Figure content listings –
******************************

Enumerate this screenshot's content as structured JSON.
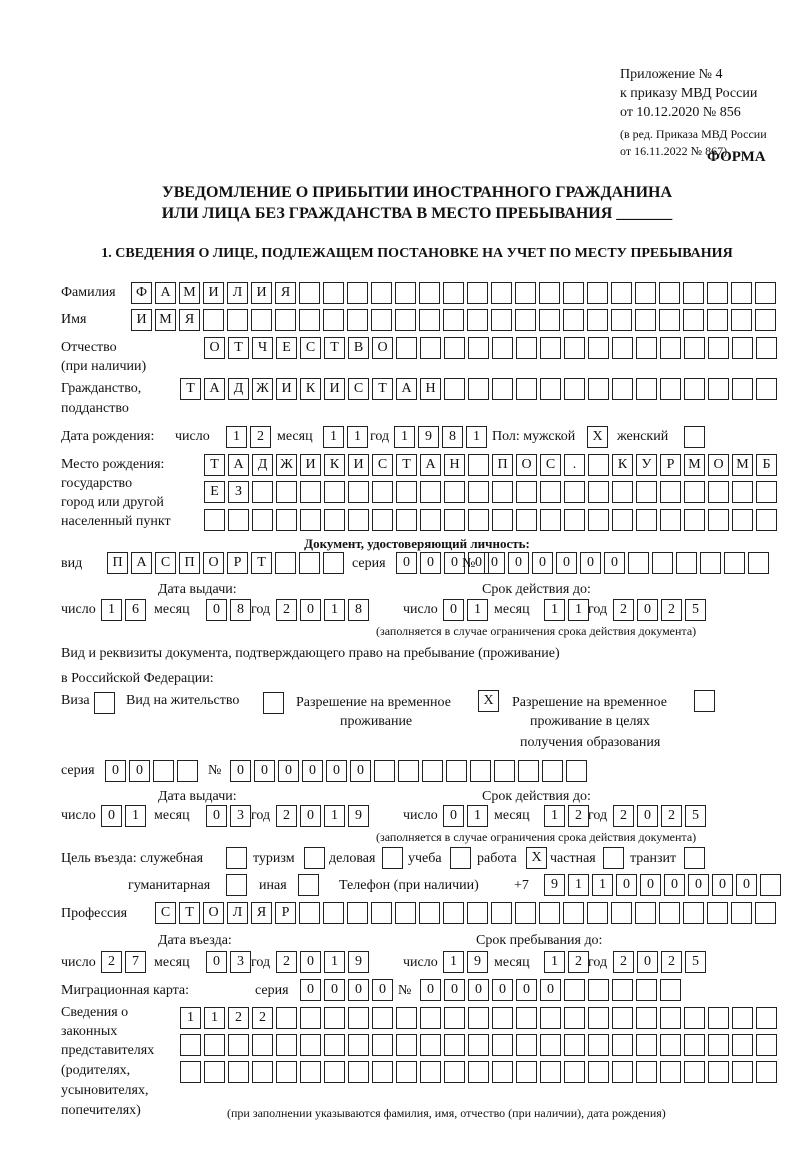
{
  "header": {
    "appendix": "Приложение № 4",
    "order": "к приказу МВД России",
    "date": "от 10.12.2020 № 856",
    "edit1": "(в ред. Приказа МВД России",
    "edit2": "от 16.11.2022 № 867)",
    "form": "ФОРМА"
  },
  "title": {
    "line1": "УВЕДОМЛЕНИЕ О ПРИБЫТИИ ИНОСТРАННОГО ГРАЖДАНИНА",
    "line2": "ИЛИ ЛИЦА БЕЗ ГРАЖДАНСТВА В МЕСТО ПРЕБЫВАНИЯ _______"
  },
  "section1": "1. СВЕДЕНИЯ О ЛИЦЕ, ПОДЛЕЖАЩЕМ ПОСТАНОВКЕ НА УЧЕТ ПО МЕСТУ ПРЕБЫВАНИЯ",
  "labels": {
    "surname": "Фамилия",
    "name": "Имя",
    "patronymic": "Отчество",
    "patronymic2": "(при наличии)",
    "citizenship": "Гражданство,",
    "citizenship2": "подданство",
    "birth_date": "Дата рождения:",
    "day": "число",
    "month": "месяц",
    "year": "год",
    "sex": "Пол: мужской",
    "female": "женский",
    "birthplace1": "Место рождения:",
    "birthplace2": "государство",
    "birthplace3": "город или другой",
    "birthplace4": "населенный пункт",
    "id_doc": "Документ, удостоверяющий личность:",
    "kind": "вид",
    "series": "серия",
    "number": "№",
    "issue_date": "Дата выдачи:",
    "valid_until": "Срок действия до:",
    "valid_note": "(заполняется в случае ограничения срока действия документа)",
    "permit1": "Вид и реквизиты документа, подтверждающего право на пребывание (проживание)",
    "permit2": "в Российской Федерации:",
    "visa": "Виза",
    "residence": "Вид на жительство",
    "temp1": "Разрешение на временное",
    "temp2": "проживание",
    "edu1": "Разрешение на временное",
    "edu2": "проживание в целях",
    "edu3": "получения образования",
    "purpose": "Цель въезда: служебная",
    "tourism": "туризм",
    "business": "деловая",
    "study": "учеба",
    "work": "работа",
    "private": "частная",
    "transit": "транзит",
    "humanitarian": "гуманитарная",
    "other": "иная",
    "phone": "Телефон (при наличии)",
    "phone_prefix": "+7",
    "profession": "Профессия",
    "entry_date": "Дата въезда:",
    "stay_until": "Срок пребывания до:",
    "migration_card": "Миграционная карта:",
    "reps1": "Сведения о",
    "reps2": "законных",
    "reps3": "представителях",
    "reps4": "(родителях,",
    "reps5": "усыновителях,",
    "reps6": "попечителях)",
    "reps_note": "(при заполнении указываются фамилия, имя, отчество (при наличии), дата рождения)"
  },
  "values": {
    "surname": "ФАМИЛИЯ",
    "name": "ИМЯ",
    "patronymic": "ОТЧЕСТВО",
    "citizenship": "ТАДЖИКИСТАН",
    "birth_day": "12",
    "birth_month": "11",
    "birth_year": "1981",
    "sex_male": "X",
    "sex_female": "",
    "birthplace1": "ТАДЖИКИСТАН ПОС. КУРМОМБ",
    "birthplace2": "ЕЗ",
    "birthplace3": "",
    "doc_kind": "ПАСПОРТ",
    "doc_series": "0000",
    "doc_number": "000000",
    "doc_issue_day": "16",
    "doc_issue_month": "08",
    "doc_issue_year": "2018",
    "doc_valid_day": "01",
    "doc_valid_month": "11",
    "doc_valid_year": "2025",
    "visa": "",
    "residence": "",
    "temp_residence": "X",
    "edu_residence": "",
    "permit_series": "00",
    "permit_number": "000000",
    "permit_issue_day": "01",
    "permit_issue_month": "03",
    "permit_issue_year": "2019",
    "permit_valid_day": "01",
    "permit_valid_month": "12",
    "permit_valid_year": "2025",
    "purpose_service": "",
    "purpose_tourism": "",
    "purpose_business": "",
    "purpose_study": "",
    "purpose_work": "X",
    "purpose_private": "",
    "purpose_transit": "",
    "purpose_humanitarian": "",
    "purpose_other": "",
    "phone": "911000000",
    "profession": "СТОЛЯР",
    "entry_day": "27",
    "entry_month": "03",
    "entry_year": "2019",
    "stay_day": "19",
    "stay_month": "12",
    "stay_year": "2025",
    "mc_series": "0000",
    "mc_number": "000000",
    "reps1": "1122",
    "reps2": "",
    "reps3": ""
  }
}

******************************

Requirement – Go through the listing above and return every line where the word "рождения" occurs.

Solution below –
    "birth_date": "Дата рождения:",
    "birthplace1": "Место рождения:",
    "reps_note": "(при заполнении указываются фамилия, имя, отчество (при наличии), дата рождения)"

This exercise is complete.